#### Data excerpts
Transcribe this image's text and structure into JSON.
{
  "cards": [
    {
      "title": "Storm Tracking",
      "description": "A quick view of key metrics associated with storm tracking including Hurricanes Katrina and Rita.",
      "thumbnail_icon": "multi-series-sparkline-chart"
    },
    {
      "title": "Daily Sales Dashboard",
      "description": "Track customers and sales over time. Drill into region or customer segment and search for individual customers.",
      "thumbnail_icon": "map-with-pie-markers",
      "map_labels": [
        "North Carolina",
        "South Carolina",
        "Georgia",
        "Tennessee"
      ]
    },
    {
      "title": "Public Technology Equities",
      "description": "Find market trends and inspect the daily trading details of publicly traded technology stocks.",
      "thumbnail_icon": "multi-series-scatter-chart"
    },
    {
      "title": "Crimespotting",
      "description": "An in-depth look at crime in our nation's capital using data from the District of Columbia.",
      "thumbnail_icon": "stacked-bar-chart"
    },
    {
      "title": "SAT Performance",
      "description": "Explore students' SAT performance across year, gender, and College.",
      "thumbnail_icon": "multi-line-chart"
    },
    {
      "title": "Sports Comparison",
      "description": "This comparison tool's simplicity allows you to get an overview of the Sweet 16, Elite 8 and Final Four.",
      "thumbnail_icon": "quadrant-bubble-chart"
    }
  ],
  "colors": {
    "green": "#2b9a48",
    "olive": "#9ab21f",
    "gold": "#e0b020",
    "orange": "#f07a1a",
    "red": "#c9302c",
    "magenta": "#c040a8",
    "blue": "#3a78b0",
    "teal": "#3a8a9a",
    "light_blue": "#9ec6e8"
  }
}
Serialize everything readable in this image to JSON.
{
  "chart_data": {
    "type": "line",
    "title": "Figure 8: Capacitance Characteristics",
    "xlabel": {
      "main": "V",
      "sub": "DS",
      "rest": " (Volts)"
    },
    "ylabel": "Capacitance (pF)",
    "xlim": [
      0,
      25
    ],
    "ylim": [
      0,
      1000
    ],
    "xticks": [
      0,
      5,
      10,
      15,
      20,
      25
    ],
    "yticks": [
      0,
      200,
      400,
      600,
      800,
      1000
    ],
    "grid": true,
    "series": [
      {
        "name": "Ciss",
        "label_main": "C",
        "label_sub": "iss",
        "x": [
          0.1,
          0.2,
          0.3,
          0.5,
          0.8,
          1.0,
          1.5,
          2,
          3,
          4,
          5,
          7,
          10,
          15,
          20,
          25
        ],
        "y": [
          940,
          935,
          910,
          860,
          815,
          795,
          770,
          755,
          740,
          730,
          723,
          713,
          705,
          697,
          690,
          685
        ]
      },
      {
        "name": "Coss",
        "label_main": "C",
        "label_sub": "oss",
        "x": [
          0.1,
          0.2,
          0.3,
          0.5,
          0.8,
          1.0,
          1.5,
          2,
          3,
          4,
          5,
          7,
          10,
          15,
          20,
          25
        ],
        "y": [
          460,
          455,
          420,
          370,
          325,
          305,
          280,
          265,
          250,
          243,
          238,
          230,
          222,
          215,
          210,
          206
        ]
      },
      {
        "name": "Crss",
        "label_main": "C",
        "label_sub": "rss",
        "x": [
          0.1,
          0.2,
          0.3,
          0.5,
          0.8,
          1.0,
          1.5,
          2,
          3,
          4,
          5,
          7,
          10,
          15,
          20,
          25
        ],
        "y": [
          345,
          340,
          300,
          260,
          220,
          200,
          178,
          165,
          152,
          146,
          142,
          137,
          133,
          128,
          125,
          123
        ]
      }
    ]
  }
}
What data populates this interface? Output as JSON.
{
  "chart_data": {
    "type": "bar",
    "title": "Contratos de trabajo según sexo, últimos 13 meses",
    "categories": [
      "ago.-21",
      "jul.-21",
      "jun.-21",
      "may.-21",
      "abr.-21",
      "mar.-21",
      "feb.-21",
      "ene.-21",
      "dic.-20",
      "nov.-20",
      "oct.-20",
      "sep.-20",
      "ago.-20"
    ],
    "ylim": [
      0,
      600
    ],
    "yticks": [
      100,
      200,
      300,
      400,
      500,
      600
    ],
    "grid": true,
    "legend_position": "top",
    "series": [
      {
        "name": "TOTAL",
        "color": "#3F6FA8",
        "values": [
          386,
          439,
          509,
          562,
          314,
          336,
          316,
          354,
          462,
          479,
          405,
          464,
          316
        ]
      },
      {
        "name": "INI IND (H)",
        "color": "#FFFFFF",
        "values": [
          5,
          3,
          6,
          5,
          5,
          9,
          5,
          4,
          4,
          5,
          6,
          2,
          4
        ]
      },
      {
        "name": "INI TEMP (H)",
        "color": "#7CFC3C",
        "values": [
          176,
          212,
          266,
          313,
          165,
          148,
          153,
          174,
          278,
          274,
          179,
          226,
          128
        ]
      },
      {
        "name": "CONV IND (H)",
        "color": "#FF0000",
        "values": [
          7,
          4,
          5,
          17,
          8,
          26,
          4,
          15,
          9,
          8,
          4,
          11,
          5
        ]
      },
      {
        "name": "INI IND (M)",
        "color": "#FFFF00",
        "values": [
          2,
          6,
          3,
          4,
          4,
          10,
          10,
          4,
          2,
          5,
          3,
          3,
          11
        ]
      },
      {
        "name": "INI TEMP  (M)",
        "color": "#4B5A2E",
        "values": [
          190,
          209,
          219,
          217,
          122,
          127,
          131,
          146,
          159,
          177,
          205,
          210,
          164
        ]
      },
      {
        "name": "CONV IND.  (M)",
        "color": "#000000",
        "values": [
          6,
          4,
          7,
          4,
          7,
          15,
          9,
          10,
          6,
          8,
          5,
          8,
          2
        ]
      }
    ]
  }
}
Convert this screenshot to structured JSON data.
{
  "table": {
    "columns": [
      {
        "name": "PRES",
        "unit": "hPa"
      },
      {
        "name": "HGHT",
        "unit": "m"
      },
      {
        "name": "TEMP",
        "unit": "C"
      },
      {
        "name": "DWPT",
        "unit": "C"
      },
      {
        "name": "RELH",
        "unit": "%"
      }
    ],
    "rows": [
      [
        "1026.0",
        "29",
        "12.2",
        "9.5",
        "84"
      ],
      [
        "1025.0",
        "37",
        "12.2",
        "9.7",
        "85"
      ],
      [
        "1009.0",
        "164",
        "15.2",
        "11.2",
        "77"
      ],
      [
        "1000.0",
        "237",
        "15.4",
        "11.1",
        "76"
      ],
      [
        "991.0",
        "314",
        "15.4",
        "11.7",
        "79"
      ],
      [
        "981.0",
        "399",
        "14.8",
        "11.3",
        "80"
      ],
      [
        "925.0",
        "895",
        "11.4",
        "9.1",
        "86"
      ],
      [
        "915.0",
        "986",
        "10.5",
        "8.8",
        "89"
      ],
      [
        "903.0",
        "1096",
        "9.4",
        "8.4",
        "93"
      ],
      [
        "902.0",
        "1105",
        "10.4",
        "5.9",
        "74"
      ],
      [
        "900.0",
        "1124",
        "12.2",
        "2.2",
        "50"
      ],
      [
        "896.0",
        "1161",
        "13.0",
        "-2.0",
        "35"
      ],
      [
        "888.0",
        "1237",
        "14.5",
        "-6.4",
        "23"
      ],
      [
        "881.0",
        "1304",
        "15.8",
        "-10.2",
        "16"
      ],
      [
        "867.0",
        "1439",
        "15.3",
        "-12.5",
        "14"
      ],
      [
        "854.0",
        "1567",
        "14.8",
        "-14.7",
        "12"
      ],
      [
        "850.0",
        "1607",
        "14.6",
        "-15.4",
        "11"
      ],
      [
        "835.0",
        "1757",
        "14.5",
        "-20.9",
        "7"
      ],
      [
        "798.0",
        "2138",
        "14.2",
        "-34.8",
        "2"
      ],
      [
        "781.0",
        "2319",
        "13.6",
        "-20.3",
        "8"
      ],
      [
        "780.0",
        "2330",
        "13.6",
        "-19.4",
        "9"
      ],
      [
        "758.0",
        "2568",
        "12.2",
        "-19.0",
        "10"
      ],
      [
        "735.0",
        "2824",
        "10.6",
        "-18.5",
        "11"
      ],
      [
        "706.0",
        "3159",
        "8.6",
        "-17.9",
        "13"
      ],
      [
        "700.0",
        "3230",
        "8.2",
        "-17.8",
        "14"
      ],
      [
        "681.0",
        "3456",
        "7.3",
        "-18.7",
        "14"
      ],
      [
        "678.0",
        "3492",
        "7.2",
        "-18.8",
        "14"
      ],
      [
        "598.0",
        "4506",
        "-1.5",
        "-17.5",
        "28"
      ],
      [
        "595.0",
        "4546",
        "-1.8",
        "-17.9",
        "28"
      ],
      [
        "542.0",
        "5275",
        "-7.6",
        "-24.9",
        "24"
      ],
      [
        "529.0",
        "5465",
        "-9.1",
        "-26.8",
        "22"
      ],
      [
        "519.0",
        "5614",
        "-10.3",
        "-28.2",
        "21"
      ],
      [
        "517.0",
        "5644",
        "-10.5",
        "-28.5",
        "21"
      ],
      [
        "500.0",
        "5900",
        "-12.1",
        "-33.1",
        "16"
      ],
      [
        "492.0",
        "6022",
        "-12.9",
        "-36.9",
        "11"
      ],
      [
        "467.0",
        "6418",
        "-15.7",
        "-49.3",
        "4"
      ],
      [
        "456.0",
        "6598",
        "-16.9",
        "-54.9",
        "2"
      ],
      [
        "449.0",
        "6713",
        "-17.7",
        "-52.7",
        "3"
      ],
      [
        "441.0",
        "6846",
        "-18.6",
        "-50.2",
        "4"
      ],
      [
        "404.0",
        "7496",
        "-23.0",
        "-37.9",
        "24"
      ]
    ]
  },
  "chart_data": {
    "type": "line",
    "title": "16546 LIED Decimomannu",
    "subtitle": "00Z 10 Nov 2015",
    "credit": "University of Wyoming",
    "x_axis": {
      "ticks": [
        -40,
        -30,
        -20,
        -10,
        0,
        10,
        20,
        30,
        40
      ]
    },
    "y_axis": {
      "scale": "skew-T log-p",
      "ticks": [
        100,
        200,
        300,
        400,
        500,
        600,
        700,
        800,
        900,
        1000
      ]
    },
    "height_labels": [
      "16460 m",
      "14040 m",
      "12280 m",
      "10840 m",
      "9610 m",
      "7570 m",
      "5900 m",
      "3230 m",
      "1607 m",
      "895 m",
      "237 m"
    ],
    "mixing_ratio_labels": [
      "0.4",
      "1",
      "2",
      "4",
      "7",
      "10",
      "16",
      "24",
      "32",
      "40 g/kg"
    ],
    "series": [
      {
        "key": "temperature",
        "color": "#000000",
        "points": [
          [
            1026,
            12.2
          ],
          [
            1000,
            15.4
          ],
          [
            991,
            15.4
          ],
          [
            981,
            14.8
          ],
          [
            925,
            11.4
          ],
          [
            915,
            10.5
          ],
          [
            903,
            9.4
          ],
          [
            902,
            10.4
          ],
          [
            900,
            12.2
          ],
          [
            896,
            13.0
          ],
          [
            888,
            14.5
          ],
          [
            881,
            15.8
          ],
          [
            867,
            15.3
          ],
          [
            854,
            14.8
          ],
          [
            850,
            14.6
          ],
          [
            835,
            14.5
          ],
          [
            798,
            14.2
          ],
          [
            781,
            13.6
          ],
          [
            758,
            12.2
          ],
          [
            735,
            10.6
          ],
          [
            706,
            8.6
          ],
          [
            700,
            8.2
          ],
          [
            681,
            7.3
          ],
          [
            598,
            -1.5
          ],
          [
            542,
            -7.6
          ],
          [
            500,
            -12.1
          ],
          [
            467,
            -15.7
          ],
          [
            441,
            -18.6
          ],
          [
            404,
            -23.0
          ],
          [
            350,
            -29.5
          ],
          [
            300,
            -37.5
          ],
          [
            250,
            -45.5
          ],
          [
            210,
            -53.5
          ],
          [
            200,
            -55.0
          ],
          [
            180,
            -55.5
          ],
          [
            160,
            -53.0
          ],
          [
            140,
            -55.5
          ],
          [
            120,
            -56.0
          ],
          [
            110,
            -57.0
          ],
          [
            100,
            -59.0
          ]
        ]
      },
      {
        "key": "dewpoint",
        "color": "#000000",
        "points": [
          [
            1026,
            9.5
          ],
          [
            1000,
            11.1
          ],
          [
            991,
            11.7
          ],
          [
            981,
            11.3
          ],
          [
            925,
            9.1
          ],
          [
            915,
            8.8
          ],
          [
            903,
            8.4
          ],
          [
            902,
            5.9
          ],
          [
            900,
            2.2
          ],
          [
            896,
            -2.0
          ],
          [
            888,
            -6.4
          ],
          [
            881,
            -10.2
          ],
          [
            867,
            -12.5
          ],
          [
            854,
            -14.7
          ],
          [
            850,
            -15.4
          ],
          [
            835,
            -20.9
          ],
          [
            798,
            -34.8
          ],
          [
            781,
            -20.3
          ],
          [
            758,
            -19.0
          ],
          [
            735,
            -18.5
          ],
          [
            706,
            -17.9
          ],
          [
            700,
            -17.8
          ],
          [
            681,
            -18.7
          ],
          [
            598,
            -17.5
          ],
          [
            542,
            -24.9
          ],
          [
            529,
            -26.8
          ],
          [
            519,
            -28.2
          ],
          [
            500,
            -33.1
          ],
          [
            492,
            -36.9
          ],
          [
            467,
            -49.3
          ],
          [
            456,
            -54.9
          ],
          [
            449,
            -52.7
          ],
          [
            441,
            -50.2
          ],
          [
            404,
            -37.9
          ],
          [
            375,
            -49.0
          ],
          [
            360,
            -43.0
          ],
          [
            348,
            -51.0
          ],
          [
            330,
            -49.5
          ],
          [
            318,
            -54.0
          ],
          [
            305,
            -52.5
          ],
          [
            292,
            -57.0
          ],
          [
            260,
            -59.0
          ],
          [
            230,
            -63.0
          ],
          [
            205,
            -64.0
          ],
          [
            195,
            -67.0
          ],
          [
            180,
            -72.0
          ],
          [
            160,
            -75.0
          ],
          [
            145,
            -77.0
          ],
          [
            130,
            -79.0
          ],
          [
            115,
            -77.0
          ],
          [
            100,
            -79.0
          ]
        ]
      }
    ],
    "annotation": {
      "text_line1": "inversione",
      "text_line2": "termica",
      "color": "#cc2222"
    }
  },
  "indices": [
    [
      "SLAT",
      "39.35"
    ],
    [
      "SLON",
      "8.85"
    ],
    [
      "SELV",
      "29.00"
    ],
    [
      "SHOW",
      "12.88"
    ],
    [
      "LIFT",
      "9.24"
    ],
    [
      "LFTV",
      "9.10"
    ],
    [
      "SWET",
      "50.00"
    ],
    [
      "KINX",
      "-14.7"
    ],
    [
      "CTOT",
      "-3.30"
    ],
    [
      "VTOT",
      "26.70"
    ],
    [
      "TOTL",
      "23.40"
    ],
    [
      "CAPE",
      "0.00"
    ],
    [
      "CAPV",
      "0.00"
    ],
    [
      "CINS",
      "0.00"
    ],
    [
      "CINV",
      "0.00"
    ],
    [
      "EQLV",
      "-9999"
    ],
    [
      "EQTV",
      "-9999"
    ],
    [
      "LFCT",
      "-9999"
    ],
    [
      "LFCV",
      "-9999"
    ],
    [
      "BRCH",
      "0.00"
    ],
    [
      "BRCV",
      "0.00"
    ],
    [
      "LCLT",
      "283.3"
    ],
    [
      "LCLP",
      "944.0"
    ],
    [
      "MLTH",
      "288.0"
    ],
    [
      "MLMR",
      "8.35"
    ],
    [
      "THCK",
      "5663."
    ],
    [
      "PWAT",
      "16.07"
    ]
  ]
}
########
Goal of the exercise: Look for lines containing the string "with" and copy them all.

Full solution:
      "description": "A quick view of key metrics associated with storm tracking including Hurricanes Katrina and Rita.",
      "thumbnail_icon": "map-with-pie-markers",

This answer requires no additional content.